Data records section start

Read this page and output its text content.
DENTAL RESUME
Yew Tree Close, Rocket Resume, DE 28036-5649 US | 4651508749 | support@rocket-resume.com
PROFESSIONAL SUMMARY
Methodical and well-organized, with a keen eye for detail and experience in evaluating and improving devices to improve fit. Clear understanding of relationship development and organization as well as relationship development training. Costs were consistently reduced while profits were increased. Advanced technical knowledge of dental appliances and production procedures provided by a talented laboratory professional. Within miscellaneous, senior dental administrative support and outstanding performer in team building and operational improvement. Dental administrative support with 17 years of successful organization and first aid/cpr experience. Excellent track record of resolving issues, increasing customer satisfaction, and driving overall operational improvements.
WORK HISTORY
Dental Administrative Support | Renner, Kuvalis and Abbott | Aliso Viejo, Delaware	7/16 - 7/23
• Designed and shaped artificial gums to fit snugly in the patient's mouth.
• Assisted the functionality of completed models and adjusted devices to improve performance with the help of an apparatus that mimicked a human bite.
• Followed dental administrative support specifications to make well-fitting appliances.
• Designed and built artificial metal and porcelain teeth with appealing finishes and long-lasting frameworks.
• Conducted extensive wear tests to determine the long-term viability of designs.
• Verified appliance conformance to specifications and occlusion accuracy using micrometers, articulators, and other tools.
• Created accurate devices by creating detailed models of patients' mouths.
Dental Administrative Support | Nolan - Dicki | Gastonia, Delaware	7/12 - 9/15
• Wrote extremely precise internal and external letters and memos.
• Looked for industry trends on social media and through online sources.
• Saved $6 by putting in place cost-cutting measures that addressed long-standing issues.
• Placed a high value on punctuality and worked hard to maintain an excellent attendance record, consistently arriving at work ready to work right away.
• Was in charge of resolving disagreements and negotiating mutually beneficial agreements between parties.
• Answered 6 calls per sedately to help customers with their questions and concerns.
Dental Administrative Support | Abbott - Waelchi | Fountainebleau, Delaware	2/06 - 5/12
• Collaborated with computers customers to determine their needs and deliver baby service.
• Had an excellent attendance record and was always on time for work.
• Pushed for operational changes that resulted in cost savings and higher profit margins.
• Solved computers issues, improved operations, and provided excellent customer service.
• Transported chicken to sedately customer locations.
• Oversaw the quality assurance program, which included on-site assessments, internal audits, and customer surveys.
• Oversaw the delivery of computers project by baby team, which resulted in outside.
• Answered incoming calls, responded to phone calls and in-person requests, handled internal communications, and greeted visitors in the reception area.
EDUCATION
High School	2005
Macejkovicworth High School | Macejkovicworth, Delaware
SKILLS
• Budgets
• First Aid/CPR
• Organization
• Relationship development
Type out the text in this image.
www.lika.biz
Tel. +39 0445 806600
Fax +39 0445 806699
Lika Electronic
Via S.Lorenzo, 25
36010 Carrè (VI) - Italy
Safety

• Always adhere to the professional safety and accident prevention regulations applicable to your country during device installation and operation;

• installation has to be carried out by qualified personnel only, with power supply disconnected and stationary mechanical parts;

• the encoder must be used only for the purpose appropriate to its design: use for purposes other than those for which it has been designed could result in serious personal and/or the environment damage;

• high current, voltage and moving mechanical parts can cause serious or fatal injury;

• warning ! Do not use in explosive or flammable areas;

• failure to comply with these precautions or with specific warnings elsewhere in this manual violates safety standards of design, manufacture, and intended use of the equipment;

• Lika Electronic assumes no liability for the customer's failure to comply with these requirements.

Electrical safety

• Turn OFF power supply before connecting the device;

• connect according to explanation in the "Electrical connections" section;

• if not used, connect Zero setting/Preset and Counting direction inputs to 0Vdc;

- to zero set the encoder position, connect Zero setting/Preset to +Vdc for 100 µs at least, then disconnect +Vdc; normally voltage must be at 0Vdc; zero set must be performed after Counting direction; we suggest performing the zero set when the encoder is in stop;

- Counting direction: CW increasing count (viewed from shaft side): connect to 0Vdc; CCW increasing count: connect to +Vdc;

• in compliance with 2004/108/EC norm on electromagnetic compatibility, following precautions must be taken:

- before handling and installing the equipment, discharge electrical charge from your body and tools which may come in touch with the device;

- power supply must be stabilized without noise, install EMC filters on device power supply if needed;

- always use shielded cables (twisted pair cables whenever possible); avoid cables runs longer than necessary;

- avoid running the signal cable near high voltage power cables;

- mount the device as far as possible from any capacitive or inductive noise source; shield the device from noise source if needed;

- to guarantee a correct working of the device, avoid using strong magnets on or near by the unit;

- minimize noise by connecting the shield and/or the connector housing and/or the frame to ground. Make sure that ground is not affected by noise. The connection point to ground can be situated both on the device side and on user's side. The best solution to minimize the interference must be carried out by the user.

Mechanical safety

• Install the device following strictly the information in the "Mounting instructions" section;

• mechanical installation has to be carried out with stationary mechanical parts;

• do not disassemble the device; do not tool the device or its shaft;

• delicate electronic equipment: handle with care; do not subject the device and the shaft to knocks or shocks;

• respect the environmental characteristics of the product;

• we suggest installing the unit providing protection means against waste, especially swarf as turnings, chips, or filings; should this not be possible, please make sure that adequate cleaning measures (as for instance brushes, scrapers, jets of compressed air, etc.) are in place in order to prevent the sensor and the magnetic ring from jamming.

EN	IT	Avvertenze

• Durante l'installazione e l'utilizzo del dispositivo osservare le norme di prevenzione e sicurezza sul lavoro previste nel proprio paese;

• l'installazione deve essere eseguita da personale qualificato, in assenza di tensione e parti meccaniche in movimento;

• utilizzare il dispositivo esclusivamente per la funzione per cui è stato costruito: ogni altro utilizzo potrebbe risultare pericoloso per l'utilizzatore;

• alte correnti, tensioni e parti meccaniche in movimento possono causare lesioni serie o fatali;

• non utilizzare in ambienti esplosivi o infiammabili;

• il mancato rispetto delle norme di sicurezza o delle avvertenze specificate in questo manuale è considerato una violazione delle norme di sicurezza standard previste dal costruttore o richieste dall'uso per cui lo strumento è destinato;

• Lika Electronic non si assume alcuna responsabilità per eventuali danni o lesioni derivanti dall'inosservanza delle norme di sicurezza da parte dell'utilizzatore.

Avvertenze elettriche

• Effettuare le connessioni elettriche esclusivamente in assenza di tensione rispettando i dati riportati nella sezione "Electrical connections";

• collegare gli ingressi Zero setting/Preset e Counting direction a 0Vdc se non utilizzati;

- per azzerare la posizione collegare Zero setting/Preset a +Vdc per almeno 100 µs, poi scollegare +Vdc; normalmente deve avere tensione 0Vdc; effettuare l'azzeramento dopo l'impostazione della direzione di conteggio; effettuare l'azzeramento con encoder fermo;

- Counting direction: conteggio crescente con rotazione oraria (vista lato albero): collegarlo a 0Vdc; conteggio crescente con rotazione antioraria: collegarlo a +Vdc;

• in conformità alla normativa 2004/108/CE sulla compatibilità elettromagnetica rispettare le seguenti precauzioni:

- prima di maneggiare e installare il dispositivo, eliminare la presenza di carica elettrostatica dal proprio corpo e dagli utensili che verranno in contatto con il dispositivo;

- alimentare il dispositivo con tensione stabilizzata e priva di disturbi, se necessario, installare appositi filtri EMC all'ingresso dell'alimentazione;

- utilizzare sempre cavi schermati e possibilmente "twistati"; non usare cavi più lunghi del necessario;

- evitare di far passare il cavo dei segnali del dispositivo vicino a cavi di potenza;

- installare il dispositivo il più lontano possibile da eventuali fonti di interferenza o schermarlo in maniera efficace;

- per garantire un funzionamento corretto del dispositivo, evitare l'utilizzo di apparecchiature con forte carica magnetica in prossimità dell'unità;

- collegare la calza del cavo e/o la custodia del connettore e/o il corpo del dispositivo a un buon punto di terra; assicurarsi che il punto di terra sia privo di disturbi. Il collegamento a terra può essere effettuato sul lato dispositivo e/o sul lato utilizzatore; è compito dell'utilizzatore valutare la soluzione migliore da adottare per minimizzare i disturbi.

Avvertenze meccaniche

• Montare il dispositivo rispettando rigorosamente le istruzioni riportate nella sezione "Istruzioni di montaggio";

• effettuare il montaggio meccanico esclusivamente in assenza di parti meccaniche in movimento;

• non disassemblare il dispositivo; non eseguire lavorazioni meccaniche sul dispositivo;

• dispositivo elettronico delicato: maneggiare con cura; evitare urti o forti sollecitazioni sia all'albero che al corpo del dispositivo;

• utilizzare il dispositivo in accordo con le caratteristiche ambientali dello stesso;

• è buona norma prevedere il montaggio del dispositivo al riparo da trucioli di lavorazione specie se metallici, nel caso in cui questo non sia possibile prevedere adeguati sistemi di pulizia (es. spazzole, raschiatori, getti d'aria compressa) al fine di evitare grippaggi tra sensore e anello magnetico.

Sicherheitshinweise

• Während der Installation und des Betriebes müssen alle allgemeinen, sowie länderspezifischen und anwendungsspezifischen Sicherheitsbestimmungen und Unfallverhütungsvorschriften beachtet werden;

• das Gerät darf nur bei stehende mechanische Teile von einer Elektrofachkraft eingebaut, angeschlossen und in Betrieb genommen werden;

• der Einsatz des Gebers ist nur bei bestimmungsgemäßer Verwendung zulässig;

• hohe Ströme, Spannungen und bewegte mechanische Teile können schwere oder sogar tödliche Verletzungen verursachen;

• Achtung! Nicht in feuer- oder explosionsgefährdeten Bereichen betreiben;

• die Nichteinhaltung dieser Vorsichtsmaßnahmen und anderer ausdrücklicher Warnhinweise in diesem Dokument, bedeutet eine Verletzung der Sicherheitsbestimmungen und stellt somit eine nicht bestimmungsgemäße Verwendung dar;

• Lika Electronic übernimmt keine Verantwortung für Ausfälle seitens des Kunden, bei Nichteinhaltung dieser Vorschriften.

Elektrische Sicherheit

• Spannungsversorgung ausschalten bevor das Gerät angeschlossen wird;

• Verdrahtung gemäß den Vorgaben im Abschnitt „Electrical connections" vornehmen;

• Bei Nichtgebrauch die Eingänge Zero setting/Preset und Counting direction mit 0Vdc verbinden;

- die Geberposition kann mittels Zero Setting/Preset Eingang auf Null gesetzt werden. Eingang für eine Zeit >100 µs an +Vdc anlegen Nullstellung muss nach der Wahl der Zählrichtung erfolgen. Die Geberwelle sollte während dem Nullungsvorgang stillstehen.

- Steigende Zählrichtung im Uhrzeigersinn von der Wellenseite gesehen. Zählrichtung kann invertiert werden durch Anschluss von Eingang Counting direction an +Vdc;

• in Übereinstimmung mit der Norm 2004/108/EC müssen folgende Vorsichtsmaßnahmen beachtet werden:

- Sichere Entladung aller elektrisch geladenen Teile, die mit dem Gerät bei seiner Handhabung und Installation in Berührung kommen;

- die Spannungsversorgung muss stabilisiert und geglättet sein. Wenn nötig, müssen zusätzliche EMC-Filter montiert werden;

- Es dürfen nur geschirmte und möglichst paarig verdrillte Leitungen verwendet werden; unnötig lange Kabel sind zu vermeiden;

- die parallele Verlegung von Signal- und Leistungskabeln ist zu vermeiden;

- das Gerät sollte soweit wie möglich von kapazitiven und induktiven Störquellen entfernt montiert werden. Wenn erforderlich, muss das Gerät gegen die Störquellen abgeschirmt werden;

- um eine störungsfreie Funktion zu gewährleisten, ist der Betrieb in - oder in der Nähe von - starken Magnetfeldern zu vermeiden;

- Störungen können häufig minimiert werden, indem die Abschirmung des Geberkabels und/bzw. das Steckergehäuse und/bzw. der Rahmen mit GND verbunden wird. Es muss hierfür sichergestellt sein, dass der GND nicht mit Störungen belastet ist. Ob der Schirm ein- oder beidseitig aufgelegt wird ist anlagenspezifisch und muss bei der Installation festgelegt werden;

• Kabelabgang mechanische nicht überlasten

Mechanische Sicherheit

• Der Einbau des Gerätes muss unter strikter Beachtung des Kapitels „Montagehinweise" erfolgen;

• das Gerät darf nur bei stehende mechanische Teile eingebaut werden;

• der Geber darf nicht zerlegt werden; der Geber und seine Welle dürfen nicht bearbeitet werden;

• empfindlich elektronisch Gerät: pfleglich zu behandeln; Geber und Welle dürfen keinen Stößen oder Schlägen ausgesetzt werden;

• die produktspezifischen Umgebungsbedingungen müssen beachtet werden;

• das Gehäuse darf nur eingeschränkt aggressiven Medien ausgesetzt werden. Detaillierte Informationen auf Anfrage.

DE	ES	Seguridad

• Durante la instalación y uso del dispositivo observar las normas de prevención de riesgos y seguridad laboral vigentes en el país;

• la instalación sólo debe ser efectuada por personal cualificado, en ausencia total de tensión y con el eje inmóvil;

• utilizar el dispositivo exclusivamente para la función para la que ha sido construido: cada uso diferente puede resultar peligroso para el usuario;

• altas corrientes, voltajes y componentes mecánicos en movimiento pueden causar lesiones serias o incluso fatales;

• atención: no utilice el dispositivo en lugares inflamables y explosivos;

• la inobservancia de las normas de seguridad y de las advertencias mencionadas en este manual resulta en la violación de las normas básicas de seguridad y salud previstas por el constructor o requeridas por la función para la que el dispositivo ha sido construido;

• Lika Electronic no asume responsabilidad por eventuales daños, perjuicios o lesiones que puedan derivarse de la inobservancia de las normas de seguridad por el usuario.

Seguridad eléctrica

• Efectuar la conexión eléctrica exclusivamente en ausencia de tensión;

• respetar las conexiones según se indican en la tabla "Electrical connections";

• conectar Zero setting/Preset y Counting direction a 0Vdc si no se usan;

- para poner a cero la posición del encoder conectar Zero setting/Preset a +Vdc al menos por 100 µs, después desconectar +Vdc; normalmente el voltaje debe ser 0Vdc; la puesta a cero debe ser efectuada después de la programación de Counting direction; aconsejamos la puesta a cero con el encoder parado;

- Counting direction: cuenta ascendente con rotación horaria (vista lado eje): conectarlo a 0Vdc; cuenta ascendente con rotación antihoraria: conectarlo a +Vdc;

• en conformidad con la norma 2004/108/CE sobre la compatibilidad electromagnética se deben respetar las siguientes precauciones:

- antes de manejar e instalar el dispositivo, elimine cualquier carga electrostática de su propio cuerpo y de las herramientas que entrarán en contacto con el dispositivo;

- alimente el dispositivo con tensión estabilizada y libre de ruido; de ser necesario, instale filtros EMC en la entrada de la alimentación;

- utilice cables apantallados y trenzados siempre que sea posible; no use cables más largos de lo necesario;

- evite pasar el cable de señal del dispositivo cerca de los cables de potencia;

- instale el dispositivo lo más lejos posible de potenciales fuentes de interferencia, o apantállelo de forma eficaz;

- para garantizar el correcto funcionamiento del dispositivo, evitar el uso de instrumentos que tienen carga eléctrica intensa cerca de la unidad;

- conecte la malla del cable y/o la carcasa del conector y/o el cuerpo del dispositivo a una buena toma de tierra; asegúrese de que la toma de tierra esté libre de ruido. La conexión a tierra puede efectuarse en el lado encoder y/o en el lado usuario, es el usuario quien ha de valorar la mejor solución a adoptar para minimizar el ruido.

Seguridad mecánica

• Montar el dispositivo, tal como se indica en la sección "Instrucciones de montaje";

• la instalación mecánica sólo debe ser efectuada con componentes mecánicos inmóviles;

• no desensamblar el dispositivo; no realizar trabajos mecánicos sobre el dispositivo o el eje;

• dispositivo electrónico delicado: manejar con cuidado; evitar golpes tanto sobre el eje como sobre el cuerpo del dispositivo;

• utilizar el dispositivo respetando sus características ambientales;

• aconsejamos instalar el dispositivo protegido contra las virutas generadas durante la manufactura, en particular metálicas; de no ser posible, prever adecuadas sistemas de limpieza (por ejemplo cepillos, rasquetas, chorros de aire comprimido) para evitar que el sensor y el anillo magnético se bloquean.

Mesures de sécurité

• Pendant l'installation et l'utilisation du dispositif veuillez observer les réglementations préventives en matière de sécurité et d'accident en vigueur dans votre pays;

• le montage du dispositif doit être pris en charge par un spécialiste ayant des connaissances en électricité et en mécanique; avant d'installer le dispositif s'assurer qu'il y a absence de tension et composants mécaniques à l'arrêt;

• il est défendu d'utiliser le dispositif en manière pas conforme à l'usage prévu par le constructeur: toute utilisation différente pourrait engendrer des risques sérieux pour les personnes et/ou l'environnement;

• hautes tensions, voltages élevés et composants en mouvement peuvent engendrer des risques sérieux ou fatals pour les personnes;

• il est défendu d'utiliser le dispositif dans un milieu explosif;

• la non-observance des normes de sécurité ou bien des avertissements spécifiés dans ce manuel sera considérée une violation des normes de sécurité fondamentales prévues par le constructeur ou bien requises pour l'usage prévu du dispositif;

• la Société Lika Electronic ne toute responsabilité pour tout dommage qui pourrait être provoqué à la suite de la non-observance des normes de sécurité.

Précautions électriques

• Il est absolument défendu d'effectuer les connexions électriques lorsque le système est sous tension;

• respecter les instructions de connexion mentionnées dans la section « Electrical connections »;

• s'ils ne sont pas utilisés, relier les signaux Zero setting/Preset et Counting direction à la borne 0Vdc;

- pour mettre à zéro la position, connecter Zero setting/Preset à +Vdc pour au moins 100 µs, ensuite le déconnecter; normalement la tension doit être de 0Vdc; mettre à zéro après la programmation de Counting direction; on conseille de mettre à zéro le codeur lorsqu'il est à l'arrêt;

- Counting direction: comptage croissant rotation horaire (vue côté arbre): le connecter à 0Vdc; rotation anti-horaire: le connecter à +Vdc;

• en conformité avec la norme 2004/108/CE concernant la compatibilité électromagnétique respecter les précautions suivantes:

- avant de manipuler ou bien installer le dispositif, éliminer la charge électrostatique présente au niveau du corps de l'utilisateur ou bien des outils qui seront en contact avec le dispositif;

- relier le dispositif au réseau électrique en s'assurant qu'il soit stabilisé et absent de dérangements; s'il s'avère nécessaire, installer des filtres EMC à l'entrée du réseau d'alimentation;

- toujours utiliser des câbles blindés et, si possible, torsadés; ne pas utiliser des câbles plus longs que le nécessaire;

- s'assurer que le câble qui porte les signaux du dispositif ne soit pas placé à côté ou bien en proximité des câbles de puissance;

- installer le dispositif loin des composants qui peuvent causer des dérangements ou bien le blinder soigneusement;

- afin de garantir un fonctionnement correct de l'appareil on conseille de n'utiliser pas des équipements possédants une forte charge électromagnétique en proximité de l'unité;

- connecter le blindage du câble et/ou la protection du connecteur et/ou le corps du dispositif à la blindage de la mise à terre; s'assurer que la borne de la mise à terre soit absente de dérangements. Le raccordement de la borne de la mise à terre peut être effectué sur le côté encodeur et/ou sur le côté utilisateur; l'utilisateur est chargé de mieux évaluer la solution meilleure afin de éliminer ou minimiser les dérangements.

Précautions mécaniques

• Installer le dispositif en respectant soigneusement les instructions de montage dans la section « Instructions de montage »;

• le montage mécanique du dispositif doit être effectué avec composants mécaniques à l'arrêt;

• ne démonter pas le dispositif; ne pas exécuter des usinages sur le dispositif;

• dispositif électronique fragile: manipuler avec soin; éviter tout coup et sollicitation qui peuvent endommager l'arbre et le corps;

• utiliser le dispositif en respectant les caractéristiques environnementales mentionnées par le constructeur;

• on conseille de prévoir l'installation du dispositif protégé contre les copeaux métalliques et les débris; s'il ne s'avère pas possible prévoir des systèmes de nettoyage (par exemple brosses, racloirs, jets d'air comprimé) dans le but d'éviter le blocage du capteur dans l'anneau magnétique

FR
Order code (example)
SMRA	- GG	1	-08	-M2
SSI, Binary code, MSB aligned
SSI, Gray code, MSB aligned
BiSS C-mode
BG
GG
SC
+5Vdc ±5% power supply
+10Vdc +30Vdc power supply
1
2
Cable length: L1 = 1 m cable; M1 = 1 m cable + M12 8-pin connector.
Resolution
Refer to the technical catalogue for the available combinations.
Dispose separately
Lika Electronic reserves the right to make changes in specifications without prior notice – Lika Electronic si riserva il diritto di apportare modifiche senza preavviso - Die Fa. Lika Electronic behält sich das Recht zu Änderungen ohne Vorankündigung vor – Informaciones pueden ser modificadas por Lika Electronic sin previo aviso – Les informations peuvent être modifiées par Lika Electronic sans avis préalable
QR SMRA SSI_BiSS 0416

Data records section end

Find and copy every line in the entries above where the string "composants" occurs.

Answer box →
• le montage du dispositif doit être pris en charge par un spécialiste ayant des connaissances en électricité et en mécanique; avant d'installer le dispositif s'assurer qu'il y a absence de tension et composants mécaniques à l'arrêt;
• hautes tensions, voltages élevés et composants en mouvement peuvent engendrer des risques sérieux ou fatals pour les personnes;
- installer le dispositif loin des composants qui peuvent causer des dérangements ou bien le blinder soigneusement;
• le montage mécanique du dispositif doit être effectué avec composants mécaniques à l'arrêt;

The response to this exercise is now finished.